Problem details.
Write out the listing beneath this instruction in its entirety, exactly as it reads.

[Collected data entries]
— Begin —

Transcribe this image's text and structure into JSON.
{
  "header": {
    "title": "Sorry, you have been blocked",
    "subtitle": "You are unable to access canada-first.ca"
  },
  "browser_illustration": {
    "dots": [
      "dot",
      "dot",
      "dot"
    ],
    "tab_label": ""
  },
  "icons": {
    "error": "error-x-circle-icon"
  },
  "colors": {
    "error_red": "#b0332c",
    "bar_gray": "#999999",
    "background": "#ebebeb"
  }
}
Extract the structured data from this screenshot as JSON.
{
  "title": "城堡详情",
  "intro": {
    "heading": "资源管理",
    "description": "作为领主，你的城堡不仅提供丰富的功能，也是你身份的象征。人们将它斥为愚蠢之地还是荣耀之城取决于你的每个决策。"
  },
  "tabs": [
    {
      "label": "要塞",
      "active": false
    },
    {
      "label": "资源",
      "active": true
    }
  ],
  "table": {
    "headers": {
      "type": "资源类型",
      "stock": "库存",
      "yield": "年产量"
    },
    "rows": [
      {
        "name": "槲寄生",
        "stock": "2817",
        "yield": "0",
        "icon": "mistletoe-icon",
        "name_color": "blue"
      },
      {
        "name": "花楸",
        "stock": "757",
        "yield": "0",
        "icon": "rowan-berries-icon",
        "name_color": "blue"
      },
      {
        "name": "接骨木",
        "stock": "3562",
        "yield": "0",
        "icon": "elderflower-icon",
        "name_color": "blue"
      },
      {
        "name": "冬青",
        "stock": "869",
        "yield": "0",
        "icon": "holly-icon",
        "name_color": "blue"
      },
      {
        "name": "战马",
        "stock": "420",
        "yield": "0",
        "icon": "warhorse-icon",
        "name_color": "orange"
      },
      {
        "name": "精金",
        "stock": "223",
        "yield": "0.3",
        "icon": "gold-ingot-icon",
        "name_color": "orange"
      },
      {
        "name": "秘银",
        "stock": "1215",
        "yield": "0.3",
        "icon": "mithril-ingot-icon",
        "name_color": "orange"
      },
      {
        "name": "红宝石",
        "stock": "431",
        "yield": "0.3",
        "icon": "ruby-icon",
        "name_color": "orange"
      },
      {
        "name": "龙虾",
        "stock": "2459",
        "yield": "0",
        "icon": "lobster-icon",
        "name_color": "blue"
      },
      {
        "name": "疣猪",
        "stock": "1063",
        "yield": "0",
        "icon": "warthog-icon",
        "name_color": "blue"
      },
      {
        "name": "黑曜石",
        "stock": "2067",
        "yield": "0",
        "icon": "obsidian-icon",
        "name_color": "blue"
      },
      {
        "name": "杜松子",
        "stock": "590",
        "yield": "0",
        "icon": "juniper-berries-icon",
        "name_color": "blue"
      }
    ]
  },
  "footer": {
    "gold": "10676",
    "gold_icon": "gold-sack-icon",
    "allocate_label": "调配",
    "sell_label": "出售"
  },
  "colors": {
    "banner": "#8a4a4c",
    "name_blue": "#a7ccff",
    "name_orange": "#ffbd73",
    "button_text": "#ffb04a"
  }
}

— End —

Exercise response.
Transcribe this image's text and structure into JSON.
{
  "header": {
    "title": "Sorry, you have been blocked",
    "subtitle": "You are unable to access canada-first.ca"
  },
  "browser_illustration": {
    "dots": [
      "dot",
      "dot",
      "dot"
    ],
    "tab_label": ""
  },
  "icons": {
    "error": "error-x-circle-icon"
  },
  "colors": {
    "error_red": "#b0332c",
    "bar_gray": "#999999",
    "background": "#ebebeb"
  }
}
Extract the structured data from this screenshot as JSON.
{
  "title": "城堡详情",
  "intro": {
    "heading": "资源管理",
    "description": "作为领主，你的城堡不仅提供丰富的功能，也是你身份的象征。人们将它斥为愚蠢之地还是荣耀之城取决于你的每个决策。"
  },
  "tabs": [
    {
      "label": "要塞",
      "active": false
    },
    {
      "label": "资源",
      "active": true
    }
  ],
  "table": {
    "headers": {
      "type": "资源类型",
      "stock": "库存",
      "yield": "年产量"
    },
    "rows": [
      {
        "name": "槲寄生",
        "stock": "2817",
        "yield": "0",
        "icon": "mistletoe-icon",
        "name_color": "blue"
      },
      {
        "name": "花楸",
        "stock": "757",
        "yield": "0",
        "icon": "rowan-berries-icon",
        "name_color": "blue"
      },
      {
        "name": "接骨木",
        "stock": "3562",
        "yield": "0",
        "icon": "elderflower-icon",
        "name_color": "blue"
      },
      {
        "name": "冬青",
        "stock": "869",
        "yield": "0",
        "icon": "holly-icon",
        "name_color": "blue"
      },
      {
        "name": "战马",
        "stock": "420",
        "yield": "0",
        "icon": "warhorse-icon",
        "name_color": "orange"
      },
      {
        "name": "精金",
        "stock": "223",
        "yield": "0.3",
        "icon": "gold-ingot-icon",
        "name_color": "orange"
      },
      {
        "name": "秘银",
        "stock": "1215",
        "yield": "0.3",
        "icon": "mithril-ingot-icon",
        "name_color": "orange"
      },
      {
        "name": "红宝石",
        "stock": "431",
        "yield": "0.3",
        "icon": "ruby-icon",
        "name_color": "orange"
      },
      {
        "name": "龙虾",
        "stock": "2459",
        "yield": "0",
        "icon": "lobster-icon",
        "name_color": "blue"
      },
      {
        "name": "疣猪",
        "stock": "1063",
        "yield": "0",
        "icon": "warthog-icon",
        "name_color": "blue"
      },
      {
        "name": "黑曜石",
        "stock": "2067",
        "yield": "0",
        "icon": "obsidian-icon",
        "name_color": "blue"
      },
      {
        "name": "杜松子",
        "stock": "590",
        "yield": "0",
        "icon": "juniper-berries-icon",
        "name_color": "blue"
      }
    ]
  },
  "footer": {
    "gold": "10676",
    "gold_icon": "gold-sack-icon",
    "allocate_label": "调配",
    "sell_label": "出售"
  },
  "colors": {
    "banner": "#8a4a4c",
    "name_blue": "#a7ccff",
    "name_orange": "#ffbd73",
    "button_text": "#ffb04a"
  }
}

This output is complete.